* _WRITTEN EXERCISE_
Transcribe the material in full. Nothing should differ except that the pictures are left out.
-------- RECORD LIST --------
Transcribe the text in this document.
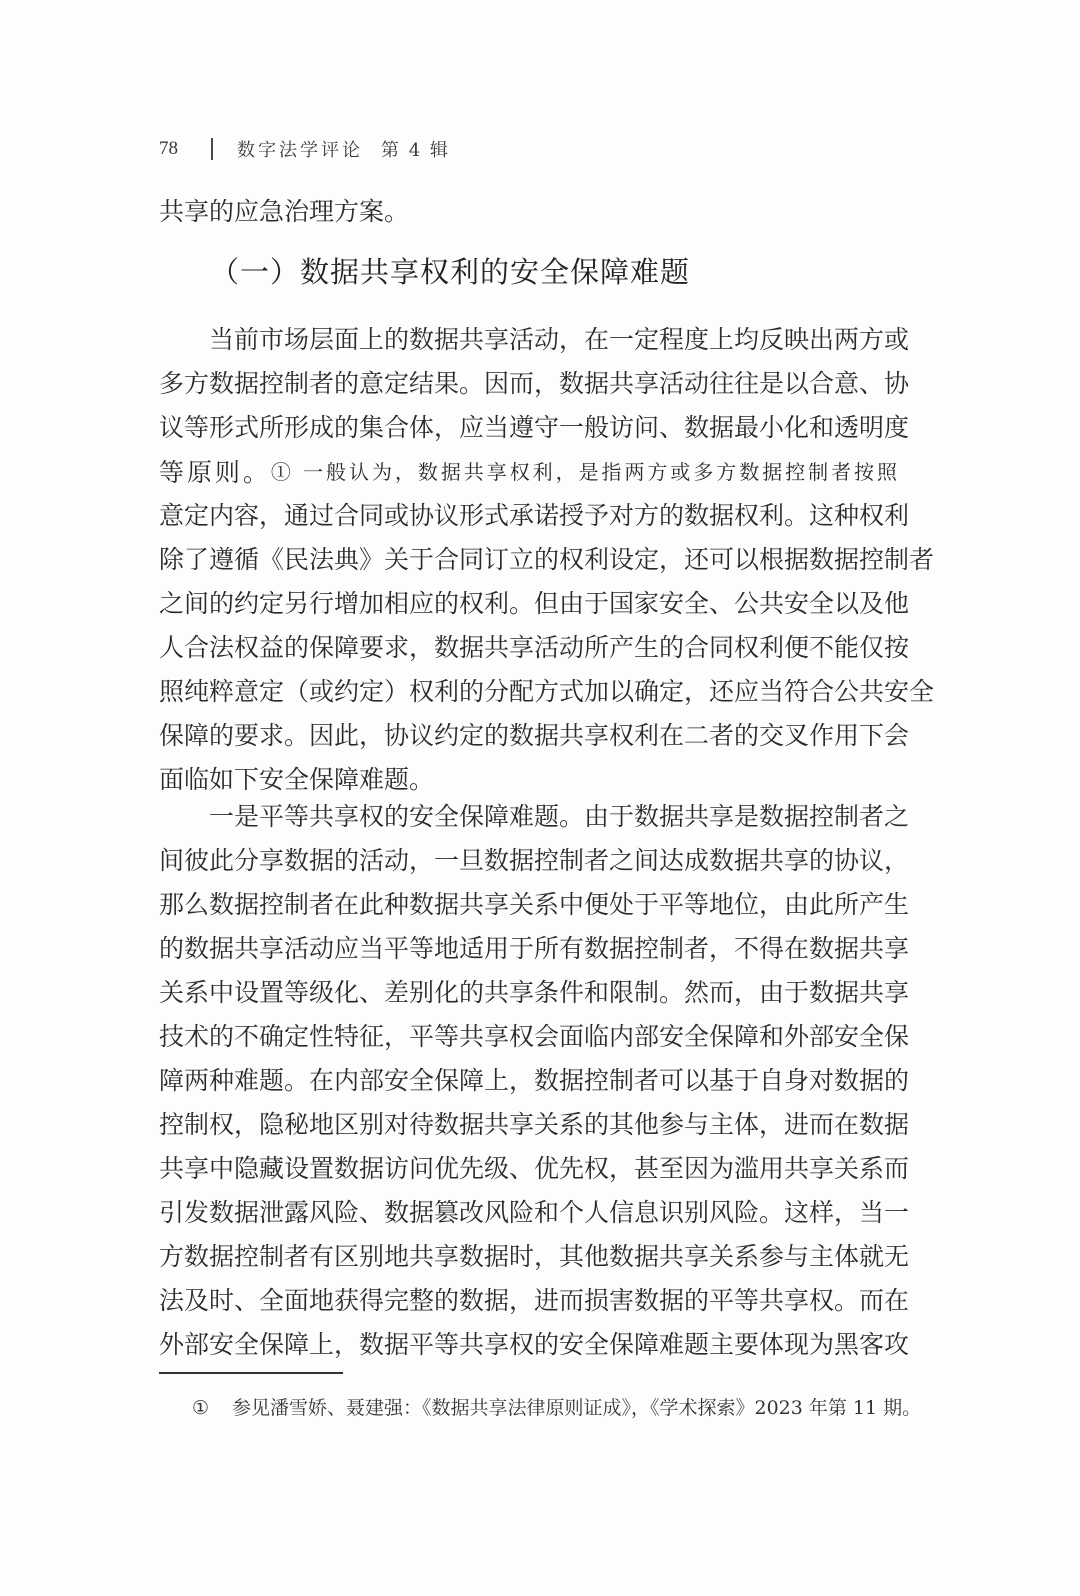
78	数字法学评论 第 4 辑
共享的应急治理方案。
（一）数据共享权利的安全保障难题
当前市场层面上的数据共享活动，在一定程度上均反映出两方或
多方数据控制者的意定结果。因而，数据共享活动往往是以合意、协
议等形式所形成的集合体，应当遵守一般访问、数据最小化和透明度
等原则。① 一般认为，数据共享权利，是指两方或多方数据控制者按照
意定内容，通过合同或协议形式承诺授予对方的数据权利。这种权利
除了遵循《民法典》关于合同订立的权利设定，还可以根据数据控制者
之间的约定另行增加相应的权利。但由于国家安全、公共安全以及他
人合法权益的保障要求，数据共享活动所产生的合同权利便不能仅按
照纯粹意定（或约定）权利的分配方式加以确定，还应当符合公共安全
保障的要求。因此，协议约定的数据共享权利在二者的交叉作用下会
面临如下安全保障难题。
一是平等共享权的安全保障难题。由于数据共享是数据控制者之
间彼此分享数据的活动，一旦数据控制者之间达成数据共享的协议，
那么数据控制者在此种数据共享关系中便处于平等地位，由此所产生
的数据共享活动应当平等地适用于所有数据控制者，不得在数据共享
关系中设置等级化、差别化的共享条件和限制。然而，由于数据共享
技术的不确定性特征，平等共享权会面临内部安全保障和外部安全保
障两种难题。在内部安全保障上，数据控制者可以基于自身对数据的
控制权，隐秘地区别对待数据共享关系的其他参与主体，进而在数据
共享中隐藏设置数据访问优先级、优先权，甚至因为滥用共享关系而
引发数据泄露风险、数据篡改风险和个人信息识别风险。这样，当一
方数据控制者有区别地共享数据时，其他数据共享关系参与主体就无
法及时、全面地获得完整的数据，进而损害数据的平等共享权。而在
外部安全保障上，数据平等共享权的安全保障难题主要体现为黑客攻
① 参见潘雪娇、聂建强：《数据共享法律原则证成》，《学术探索》2023 年第 11 期。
--------
* _REPLY TO THE TASK_
Transcribe the text in this document.
78	数字法学评论 第 4 辑
共享的应急治理方案。
（一）数据共享权利的安全保障难题
当前市场层面上的数据共享活动，在一定程度上均反映出两方或
多方数据控制者的意定结果。因而，数据共享活动往往是以合意、协
议等形式所形成的集合体，应当遵守一般访问、数据最小化和透明度
等原则。① 一般认为，数据共享权利，是指两方或多方数据控制者按照
意定内容，通过合同或协议形式承诺授予对方的数据权利。这种权利
除了遵循《民法典》关于合同订立的权利设定，还可以根据数据控制者
之间的约定另行增加相应的权利。但由于国家安全、公共安全以及他
人合法权益的保障要求，数据共享活动所产生的合同权利便不能仅按
照纯粹意定（或约定）权利的分配方式加以确定，还应当符合公共安全
保障的要求。因此，协议约定的数据共享权利在二者的交叉作用下会
面临如下安全保障难题。
一是平等共享权的安全保障难题。由于数据共享是数据控制者之
间彼此分享数据的活动，一旦数据控制者之间达成数据共享的协议，
那么数据控制者在此种数据共享关系中便处于平等地位，由此所产生
的数据共享活动应当平等地适用于所有数据控制者，不得在数据共享
关系中设置等级化、差别化的共享条件和限制。然而，由于数据共享
技术的不确定性特征，平等共享权会面临内部安全保障和外部安全保
障两种难题。在内部安全保障上，数据控制者可以基于自身对数据的
控制权，隐秘地区别对待数据共享关系的其他参与主体，进而在数据
共享中隐藏设置数据访问优先级、优先权，甚至因为滥用共享关系而
引发数据泄露风险、数据篡改风险和个人信息识别风险。这样，当一
方数据控制者有区别地共享数据时，其他数据共享关系参与主体就无
法及时、全面地获得完整的数据，进而损害数据的平等共享权。而在
外部安全保障上，数据平等共享权的安全保障难题主要体现为黑客攻
① 参见潘雪娇、聂建强：《数据共享法律原则证成》，《学术探索》2023 年第 11 期。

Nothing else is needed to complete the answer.